--- Required task 1 ---
Repeat the passage of the mesh VPN decision record word for word, beginning at the words "The decision in" and stopping after "ruled out below.".

--- Text extract ---

9.3 KiB
ADR-016 — Mesh VPN (NetBird, self-hosted on askari)
Status
Accepted (2026-06-05). Designed, not built — depends on the unbuilt base role and service-role machinery
(STATUS.md). This ADR records the decision and doc reconciliation; role tasks land when
base exists.
Context
ubongo (ADR-015) needs remote SSH access from anywhere without exposing anything to
the public internet; ADR-015 deferred the mechanism. ADR-007 already commits to
WireGuard-via-OPNsense for the vpn VLAN (VLAN 99, 10.99.0.0/24: askari + road
warriors), and docs/CAPABILITIES.md flagged NetBird (mesh) as a real alternative to
weigh. This ADR settles it.
Decision
A single NetBird mesh is the sole remote-access overlay, self-hosted on askari,
replacing ADR-007's VLAN-99 OPNsense WireGuard.
The decision in four parts:
- Scope — mesh replaces WireGuard. One overlay for
ubongo,askari, and road-warrior clients. ADR-007's VLAN-99 WireGuard design is retired. - Control plane — self-hosted on
askari. Sovereignty (boma self-hosts Vaultwarden, Forgejo, DNS), no third-party trust, and an off-site coordinator that survives a homelab outage and stays out of the cluster it administers. - Tool — NetBird. Self-hosting selects NetBird (first-class, fully open-source self-host). Tailscale would mean Headscale (third-party reimplementation, partial parity) — ruled out below.

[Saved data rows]
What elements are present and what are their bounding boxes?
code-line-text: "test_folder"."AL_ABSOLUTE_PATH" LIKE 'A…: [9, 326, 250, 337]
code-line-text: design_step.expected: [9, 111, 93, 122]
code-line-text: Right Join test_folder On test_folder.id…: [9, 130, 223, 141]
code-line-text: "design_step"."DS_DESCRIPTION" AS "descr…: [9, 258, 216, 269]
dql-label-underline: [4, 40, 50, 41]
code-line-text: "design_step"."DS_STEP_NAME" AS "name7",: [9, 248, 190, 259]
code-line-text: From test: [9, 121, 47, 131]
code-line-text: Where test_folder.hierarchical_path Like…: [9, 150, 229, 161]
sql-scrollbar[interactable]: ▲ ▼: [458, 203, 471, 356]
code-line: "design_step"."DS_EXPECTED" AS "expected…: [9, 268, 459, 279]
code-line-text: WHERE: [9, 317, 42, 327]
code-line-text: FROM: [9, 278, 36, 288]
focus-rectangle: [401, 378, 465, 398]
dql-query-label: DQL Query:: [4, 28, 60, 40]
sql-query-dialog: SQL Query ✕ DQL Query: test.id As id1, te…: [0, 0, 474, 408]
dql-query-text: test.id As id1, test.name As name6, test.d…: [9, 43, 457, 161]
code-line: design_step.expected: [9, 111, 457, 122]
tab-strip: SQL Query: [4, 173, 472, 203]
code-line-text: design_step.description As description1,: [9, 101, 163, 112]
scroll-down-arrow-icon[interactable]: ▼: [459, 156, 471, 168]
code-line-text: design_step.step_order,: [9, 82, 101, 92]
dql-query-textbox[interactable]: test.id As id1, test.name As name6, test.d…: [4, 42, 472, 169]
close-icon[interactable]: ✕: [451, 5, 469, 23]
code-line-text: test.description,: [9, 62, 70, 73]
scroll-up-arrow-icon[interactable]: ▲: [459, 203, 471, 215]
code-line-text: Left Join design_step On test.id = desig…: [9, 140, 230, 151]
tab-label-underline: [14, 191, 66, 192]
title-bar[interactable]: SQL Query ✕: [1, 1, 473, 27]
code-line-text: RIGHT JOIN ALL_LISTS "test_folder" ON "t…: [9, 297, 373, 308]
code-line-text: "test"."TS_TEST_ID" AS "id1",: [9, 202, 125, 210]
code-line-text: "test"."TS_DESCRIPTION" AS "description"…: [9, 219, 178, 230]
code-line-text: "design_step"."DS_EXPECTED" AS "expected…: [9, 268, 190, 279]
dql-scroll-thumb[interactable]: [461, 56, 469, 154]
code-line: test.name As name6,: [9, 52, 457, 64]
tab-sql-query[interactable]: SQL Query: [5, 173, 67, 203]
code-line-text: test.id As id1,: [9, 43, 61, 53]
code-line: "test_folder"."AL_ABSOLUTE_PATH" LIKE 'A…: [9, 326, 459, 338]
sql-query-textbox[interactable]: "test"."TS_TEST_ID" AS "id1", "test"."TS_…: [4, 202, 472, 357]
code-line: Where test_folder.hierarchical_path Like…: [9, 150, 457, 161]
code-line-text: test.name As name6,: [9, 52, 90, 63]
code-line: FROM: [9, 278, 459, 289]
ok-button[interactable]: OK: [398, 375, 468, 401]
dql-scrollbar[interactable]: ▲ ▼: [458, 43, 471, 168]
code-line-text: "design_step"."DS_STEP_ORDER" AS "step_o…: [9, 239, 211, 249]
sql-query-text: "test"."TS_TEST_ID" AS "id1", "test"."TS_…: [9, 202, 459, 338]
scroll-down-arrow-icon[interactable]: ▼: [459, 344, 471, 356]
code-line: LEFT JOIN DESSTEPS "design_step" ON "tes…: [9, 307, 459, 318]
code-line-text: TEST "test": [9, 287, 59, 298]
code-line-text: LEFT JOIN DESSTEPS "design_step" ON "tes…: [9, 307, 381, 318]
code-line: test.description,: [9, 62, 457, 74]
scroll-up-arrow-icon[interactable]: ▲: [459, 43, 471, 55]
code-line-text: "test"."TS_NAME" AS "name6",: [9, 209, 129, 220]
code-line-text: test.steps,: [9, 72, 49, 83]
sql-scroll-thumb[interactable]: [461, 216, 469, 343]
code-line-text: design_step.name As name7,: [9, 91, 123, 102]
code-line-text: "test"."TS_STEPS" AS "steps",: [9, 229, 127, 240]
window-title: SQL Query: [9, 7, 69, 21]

--- Required task 2 ---
Please render the rows as a JSON list of strings, one string per line, with blank lines left out. Begin at the first line of the rows and stop after the line that has "dql-query-text: test.id As".

--- Expected answer 1 ---
The decision in four parts:
- Scope — mesh replaces WireGuard. One overlay for
ubongo,askari, and road-warrior clients. ADR-007's VLAN-99 WireGuard design is retired. - Control plane — self-hosted on
askari. Sovereignty (boma self-hosts Vaultwarden, Forgejo, DNS), no third-party trust, and an off-site coordinator that survives a homelab outage and stays out of the cluster it administers. - Tool — NetBird. Self-hosting selects NetBird (first-class, fully open-source self-host). Tailscale would mean Headscale (third-party reimplementation, partial parity) — ruled out below.

--- Expected answer 2 ---
[
  "What elements are present and what are their bounding boxes?",
  "code-line-text: \"test_folder\".\"AL_ABSOLUTE_PATH\" LIKE 'A…: [9, 326, 250, 337]",
  "code-line-text: design_step.expected: [9, 111, 93, 122]",
  "code-line-text: Right Join test_folder On test_folder.id…: [9, 130, 223, 141]",
  "code-line-text: \"design_step\".\"DS_DESCRIPTION\" AS \"descr…: [9, 258, 216, 269]",
  "dql-label-underline: [4, 40, 50, 41]",
  "code-line-text: \"design_step\".\"DS_STEP_NAME\" AS \"name7\",: [9, 248, 190, 259]",
  "code-line-text: From test: [9, 121, 47, 131]",
  "code-line-text: Where test_folder.hierarchical_path Like…: [9, 150, 229, 161]",
  "sql-scrollbar[interactable]: ▲ ▼: [458, 203, 471, 356]",
  "code-line: \"design_step\".\"DS_EXPECTED\" AS \"expected…: [9, 268, 459, 279]",
  "code-line-text: WHERE: [9, 317, 42, 327]",
  "code-line-text: FROM: [9, 278, 36, 288]",
  "focus-rectangle: [401, 378, 465, 398]",
  "dql-query-label: DQL Query:: [4, 28, 60, 40]",
  "sql-query-dialog: SQL Query ✕ DQL Query: test.id As id1, te…: [0, 0, 474, 408]",
  "dql-query-text: test.id As id1, test.name As name6, test.d…: [9, 43, 457, 161]"
]